SET EXERCISE:
Omit every picture, then give all the entries again exactly.

RECORD SET:

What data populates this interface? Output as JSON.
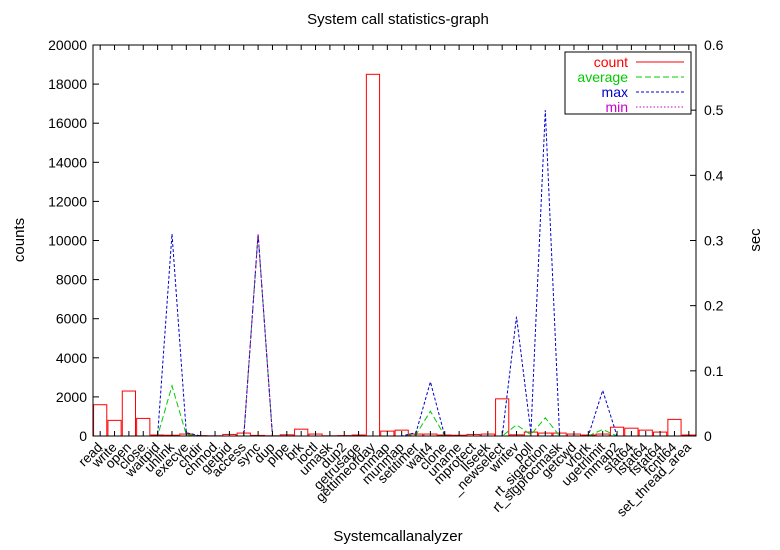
{
  "chart_data": {
    "type": "bar",
    "title": "System call statistics-graph",
    "xlabel": "Systemcallanalyzer",
    "ylabel": "counts",
    "y2label": "sec",
    "ylim": [
      0,
      20000
    ],
    "y2lim": [
      0,
      0.6
    ],
    "yticks": [
      "0",
      "2000",
      "4000",
      "6000",
      "8000",
      "10000",
      "12000",
      "14000",
      "16000",
      "18000",
      "20000"
    ],
    "y2ticks": [
      "0",
      "0.1",
      "0.2",
      "0.3",
      "0.4",
      "0.5",
      "0.6"
    ],
    "legend_position": "top-right",
    "categories": [
      "read",
      "write",
      "open",
      "close",
      "waitpid",
      "unlink",
      "execve",
      "chdir",
      "chmod",
      "getpid",
      "access",
      "sync",
      "dup",
      "pipe",
      "brk",
      "ioctl",
      "umask",
      "dup2",
      "getrusage",
      "gettimeofday",
      "mmap",
      "munmap",
      "setitimer",
      "wait4",
      "clone",
      "uname",
      "mprotect",
      "llseek",
      "_newselect",
      "writev",
      "poll",
      "rt_sigaction",
      "rt_sigprocmask",
      "getcwd",
      "vfork",
      "ugetrlimit",
      "mmap2",
      "stat64",
      "lstat64",
      "fstat64",
      "fcntl64",
      "set_thread_area"
    ],
    "series": [
      {
        "name": "count",
        "color": "#ff0000",
        "style": "bars",
        "axis": "left",
        "values": [
          1600,
          800,
          2300,
          900,
          50,
          40,
          100,
          20,
          10,
          80,
          150,
          30,
          10,
          60,
          350,
          100,
          10,
          20,
          50,
          18500,
          250,
          300,
          100,
          100,
          50,
          40,
          80,
          100,
          1900,
          60,
          200,
          150,
          150,
          100,
          50,
          100,
          450,
          400,
          300,
          200,
          850,
          50
        ]
      },
      {
        "name": "average",
        "color": "#00cc00",
        "style": "dashed",
        "axis": "right",
        "values": [
          0,
          0,
          0,
          0,
          0,
          0.077,
          0.002,
          0,
          0,
          0,
          0,
          0.31,
          0,
          0,
          0,
          0,
          0,
          0,
          0,
          0,
          0,
          0,
          0.002,
          0.038,
          0,
          0,
          0,
          0,
          0,
          0.017,
          0.002,
          0.028,
          0,
          0,
          0,
          0.01,
          0,
          0,
          0,
          0,
          0,
          0
        ]
      },
      {
        "name": "max",
        "color": "#0000cc",
        "style": "dashed",
        "axis": "right",
        "values": [
          0,
          0,
          0,
          0,
          0,
          0.31,
          0.005,
          0,
          0,
          0,
          0,
          0.31,
          0,
          0,
          0,
          0,
          0,
          0,
          0,
          0,
          0,
          0,
          0.005,
          0.083,
          0,
          0,
          0,
          0,
          0,
          0.183,
          0.005,
          0.5,
          0,
          0,
          0,
          0.07,
          0,
          0,
          0,
          0,
          0,
          0
        ]
      },
      {
        "name": "min",
        "color": "#cc00cc",
        "style": "dotted",
        "axis": "right",
        "values": [
          0,
          0,
          0,
          0,
          0,
          0,
          0,
          0,
          0,
          0,
          0,
          0.31,
          0,
          0,
          0,
          0,
          0,
          0,
          0,
          0,
          0,
          0,
          0,
          0,
          0,
          0,
          0,
          0,
          0,
          0,
          0,
          0,
          0,
          0,
          0,
          0,
          0,
          0,
          0,
          0,
          0,
          0
        ]
      }
    ]
  }
}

FINISHED ANSWER:
What data populates this interface? Output as JSON.
{
  "chart_data": {
    "type": "bar",
    "title": "System call statistics-graph",
    "xlabel": "Systemcallanalyzer",
    "ylabel": "counts",
    "y2label": "sec",
    "ylim": [
      0,
      20000
    ],
    "y2lim": [
      0,
      0.6
    ],
    "yticks": [
      "0",
      "2000",
      "4000",
      "6000",
      "8000",
      "10000",
      "12000",
      "14000",
      "16000",
      "18000",
      "20000"
    ],
    "y2ticks": [
      "0",
      "0.1",
      "0.2",
      "0.3",
      "0.4",
      "0.5",
      "0.6"
    ],
    "legend_position": "top-right",
    "categories": [
      "read",
      "write",
      "open",
      "close",
      "waitpid",
      "unlink",
      "execve",
      "chdir",
      "chmod",
      "getpid",
      "access",
      "sync",
      "dup",
      "pipe",
      "brk",
      "ioctl",
      "umask",
      "dup2",
      "getrusage",
      "gettimeofday",
      "mmap",
      "munmap",
      "setitimer",
      "wait4",
      "clone",
      "uname",
      "mprotect",
      "llseek",
      "_newselect",
      "writev",
      "poll",
      "rt_sigaction",
      "rt_sigprocmask",
      "getcwd",
      "vfork",
      "ugetrlimit",
      "mmap2",
      "stat64",
      "lstat64",
      "fstat64",
      "fcntl64",
      "set_thread_area"
    ],
    "series": [
      {
        "name": "count",
        "color": "#ff0000",
        "style": "bars",
        "axis": "left",
        "values": [
          1600,
          800,
          2300,
          900,
          50,
          40,
          100,
          20,
          10,
          80,
          150,
          30,
          10,
          60,
          350,
          100,
          10,
          20,
          50,
          18500,
          250,
          300,
          100,
          100,
          50,
          40,
          80,
          100,
          1900,
          60,
          200,
          150,
          150,
          100,
          50,
          100,
          450,
          400,
          300,
          200,
          850,
          50
        ]
      },
      {
        "name": "average",
        "color": "#00cc00",
        "style": "dashed",
        "axis": "right",
        "values": [
          0,
          0,
          0,
          0,
          0,
          0.077,
          0.002,
          0,
          0,
          0,
          0,
          0.31,
          0,
          0,
          0,
          0,
          0,
          0,
          0,
          0,
          0,
          0,
          0.002,
          0.038,
          0,
          0,
          0,
          0,
          0,
          0.017,
          0.002,
          0.028,
          0,
          0,
          0,
          0.01,
          0,
          0,
          0,
          0,
          0,
          0
        ]
      },
      {
        "name": "max",
        "color": "#0000cc",
        "style": "dashed",
        "axis": "right",
        "values": [
          0,
          0,
          0,
          0,
          0,
          0.31,
          0.005,
          0,
          0,
          0,
          0,
          0.31,
          0,
          0,
          0,
          0,
          0,
          0,
          0,
          0,
          0,
          0,
          0.005,
          0.083,
          0,
          0,
          0,
          0,
          0,
          0.183,
          0.005,
          0.5,
          0,
          0,
          0,
          0.07,
          0,
          0,
          0,
          0,
          0,
          0
        ]
      },
      {
        "name": "min",
        "color": "#cc00cc",
        "style": "dotted",
        "axis": "right",
        "values": [
          0,
          0,
          0,
          0,
          0,
          0,
          0,
          0,
          0,
          0,
          0,
          0.31,
          0,
          0,
          0,
          0,
          0,
          0,
          0,
          0,
          0,
          0,
          0,
          0,
          0,
          0,
          0,
          0,
          0,
          0,
          0,
          0,
          0,
          0,
          0,
          0,
          0,
          0,
          0,
          0,
          0,
          0
        ]
      }
    ]
  }
}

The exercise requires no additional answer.